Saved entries
····················

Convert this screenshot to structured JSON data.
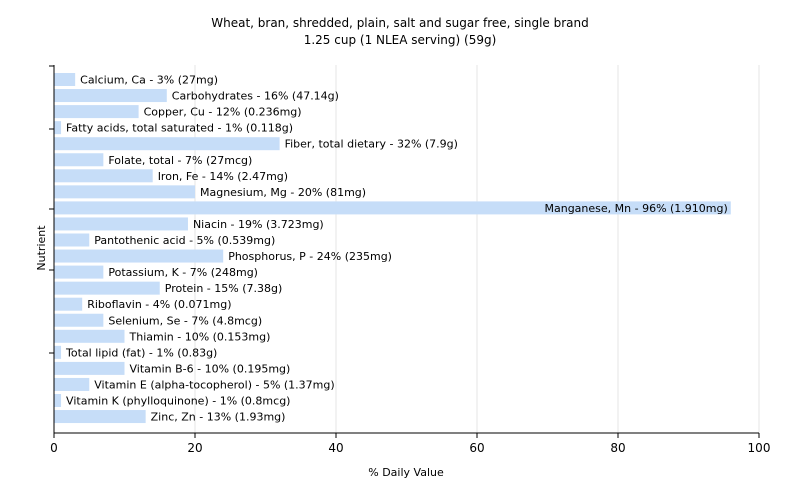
{
  "chart_data": {
    "type": "bar",
    "orientation": "horizontal",
    "title": "Wheat, bran, shredded, plain, salt and sugar free, single brand",
    "subtitle": "1.25 cup (1 NLEA serving) (59g)",
    "xlabel": "% Daily Value",
    "ylabel": "Nutrient",
    "xlim": [
      0,
      100
    ],
    "xticks": [
      0,
      20,
      40,
      60,
      80,
      100
    ],
    "grid": "vertical",
    "bar_color": "#c6ddf8",
    "categories": [
      "Calcium, Ca",
      "Carbohydrates",
      "Copper, Cu",
      "Fatty acids, total saturated",
      "Fiber, total dietary",
      "Folate, total",
      "Iron, Fe",
      "Magnesium, Mg",
      "Manganese, Mn",
      "Niacin",
      "Pantothenic acid",
      "Phosphorus, P",
      "Potassium, K",
      "Protein",
      "Riboflavin",
      "Selenium, Se",
      "Thiamin",
      "Total lipid (fat)",
      "Vitamin B-6",
      "Vitamin E (alpha-tocopherol)",
      "Vitamin K (phylloquinone)",
      "Zinc, Zn"
    ],
    "values": [
      3,
      16,
      12,
      1,
      32,
      7,
      14,
      20,
      96,
      19,
      5,
      24,
      7,
      15,
      4,
      7,
      10,
      1,
      10,
      5,
      1,
      13
    ],
    "labels": [
      "Calcium, Ca - 3% (27mg)",
      "Carbohydrates - 16% (47.14g)",
      "Copper, Cu - 12% (0.236mg)",
      "Fatty acids, total saturated - 1% (0.118g)",
      "Fiber, total dietary - 32% (7.9g)",
      "Folate, total - 7% (27mcg)",
      "Iron, Fe - 14% (2.47mg)",
      "Magnesium, Mg - 20% (81mg)",
      "Manganese, Mn - 96% (1.910mg)",
      "Niacin - 19% (3.723mg)",
      "Pantothenic acid - 5% (0.539mg)",
      "Phosphorus, P - 24% (235mg)",
      "Potassium, K - 7% (248mg)",
      "Protein - 15% (7.38g)",
      "Riboflavin - 4% (0.071mg)",
      "Selenium, Se - 7% (4.8mcg)",
      "Thiamin - 10% (0.153mg)",
      "Total lipid (fat) - 1% (0.83g)",
      "Vitamin B-6 - 10% (0.195mg)",
      "Vitamin E (alpha-tocopherol) - 5% (1.37mg)",
      "Vitamin K (phylloquinone) - 1% (0.8mcg)",
      "Zinc, Zn - 13% (1.93mg)"
    ]
  }
}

····················

[Problem]:
The records are above. How many lines in them contain the word "saturated"? Give the number alone.

[Result of the task]:
2